(Requirement)
Within the records below, find each line that holds the string "Tracking", then copy it.

(The input)
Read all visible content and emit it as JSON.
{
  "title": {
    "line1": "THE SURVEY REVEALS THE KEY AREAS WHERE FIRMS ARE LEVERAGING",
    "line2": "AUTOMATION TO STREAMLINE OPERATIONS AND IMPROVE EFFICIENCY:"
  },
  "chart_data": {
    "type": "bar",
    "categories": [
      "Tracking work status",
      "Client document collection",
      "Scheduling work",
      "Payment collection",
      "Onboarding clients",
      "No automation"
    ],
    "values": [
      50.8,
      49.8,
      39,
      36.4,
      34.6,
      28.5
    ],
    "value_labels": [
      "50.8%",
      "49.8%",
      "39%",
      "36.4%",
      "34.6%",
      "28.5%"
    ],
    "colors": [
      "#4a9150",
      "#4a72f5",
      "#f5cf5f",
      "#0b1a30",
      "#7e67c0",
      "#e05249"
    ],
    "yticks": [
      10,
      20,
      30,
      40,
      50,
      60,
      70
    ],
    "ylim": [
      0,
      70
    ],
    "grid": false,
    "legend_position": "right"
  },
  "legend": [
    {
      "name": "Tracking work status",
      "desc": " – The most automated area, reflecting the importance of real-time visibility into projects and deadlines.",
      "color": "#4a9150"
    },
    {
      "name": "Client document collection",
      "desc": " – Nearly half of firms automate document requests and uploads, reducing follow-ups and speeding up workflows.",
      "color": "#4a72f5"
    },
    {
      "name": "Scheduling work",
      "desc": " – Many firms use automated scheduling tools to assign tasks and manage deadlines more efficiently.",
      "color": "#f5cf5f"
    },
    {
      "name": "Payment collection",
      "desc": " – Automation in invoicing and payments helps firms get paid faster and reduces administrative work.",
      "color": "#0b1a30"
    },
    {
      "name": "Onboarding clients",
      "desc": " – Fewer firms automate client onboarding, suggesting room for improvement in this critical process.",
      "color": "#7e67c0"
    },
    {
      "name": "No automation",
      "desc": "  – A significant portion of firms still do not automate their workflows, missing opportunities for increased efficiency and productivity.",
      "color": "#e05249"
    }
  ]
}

==

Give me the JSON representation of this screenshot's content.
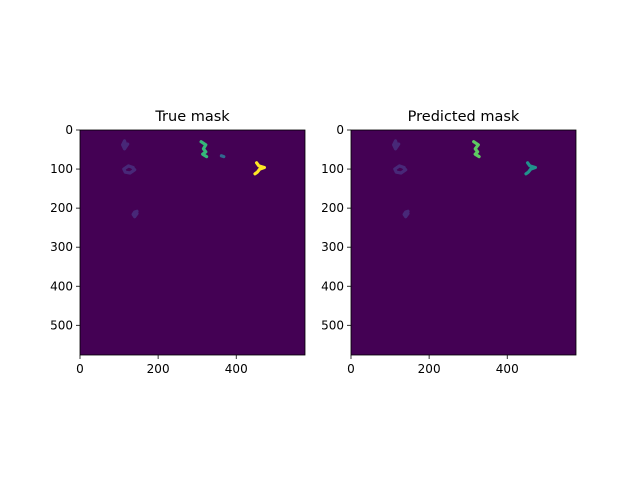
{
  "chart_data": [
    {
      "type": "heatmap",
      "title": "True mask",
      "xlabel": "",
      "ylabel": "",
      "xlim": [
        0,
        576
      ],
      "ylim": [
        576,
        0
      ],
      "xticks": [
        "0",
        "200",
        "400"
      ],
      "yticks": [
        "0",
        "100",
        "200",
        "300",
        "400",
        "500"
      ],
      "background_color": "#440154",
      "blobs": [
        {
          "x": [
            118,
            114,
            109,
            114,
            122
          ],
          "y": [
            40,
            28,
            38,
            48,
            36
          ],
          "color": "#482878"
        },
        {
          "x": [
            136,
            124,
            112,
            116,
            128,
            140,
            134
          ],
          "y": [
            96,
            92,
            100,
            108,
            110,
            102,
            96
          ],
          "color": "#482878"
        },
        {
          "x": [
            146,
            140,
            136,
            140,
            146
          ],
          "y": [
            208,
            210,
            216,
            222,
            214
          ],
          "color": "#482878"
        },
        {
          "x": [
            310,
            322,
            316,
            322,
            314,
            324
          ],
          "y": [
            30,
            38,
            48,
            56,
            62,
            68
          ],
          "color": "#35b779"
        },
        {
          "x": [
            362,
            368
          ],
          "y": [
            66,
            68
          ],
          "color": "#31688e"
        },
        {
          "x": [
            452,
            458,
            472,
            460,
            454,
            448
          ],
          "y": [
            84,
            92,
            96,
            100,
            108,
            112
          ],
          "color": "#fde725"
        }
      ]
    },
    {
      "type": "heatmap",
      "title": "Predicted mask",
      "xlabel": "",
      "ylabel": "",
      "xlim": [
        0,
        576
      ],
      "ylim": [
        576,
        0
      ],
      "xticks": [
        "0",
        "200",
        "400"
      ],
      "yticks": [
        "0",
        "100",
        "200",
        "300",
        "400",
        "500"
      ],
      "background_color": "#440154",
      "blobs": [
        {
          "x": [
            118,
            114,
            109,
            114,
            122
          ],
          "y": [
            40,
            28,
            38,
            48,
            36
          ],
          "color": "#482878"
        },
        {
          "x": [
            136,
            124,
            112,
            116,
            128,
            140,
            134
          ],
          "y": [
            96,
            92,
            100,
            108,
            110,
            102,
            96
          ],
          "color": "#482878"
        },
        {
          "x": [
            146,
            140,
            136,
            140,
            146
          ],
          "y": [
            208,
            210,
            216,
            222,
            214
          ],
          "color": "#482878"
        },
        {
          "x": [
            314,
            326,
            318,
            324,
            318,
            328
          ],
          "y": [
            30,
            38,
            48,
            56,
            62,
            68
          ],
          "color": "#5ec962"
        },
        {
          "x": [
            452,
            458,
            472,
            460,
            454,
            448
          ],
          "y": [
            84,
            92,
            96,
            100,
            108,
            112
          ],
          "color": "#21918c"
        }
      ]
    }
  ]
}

(Response below)
      "Tracking work status",
      "name": "Tracking work status",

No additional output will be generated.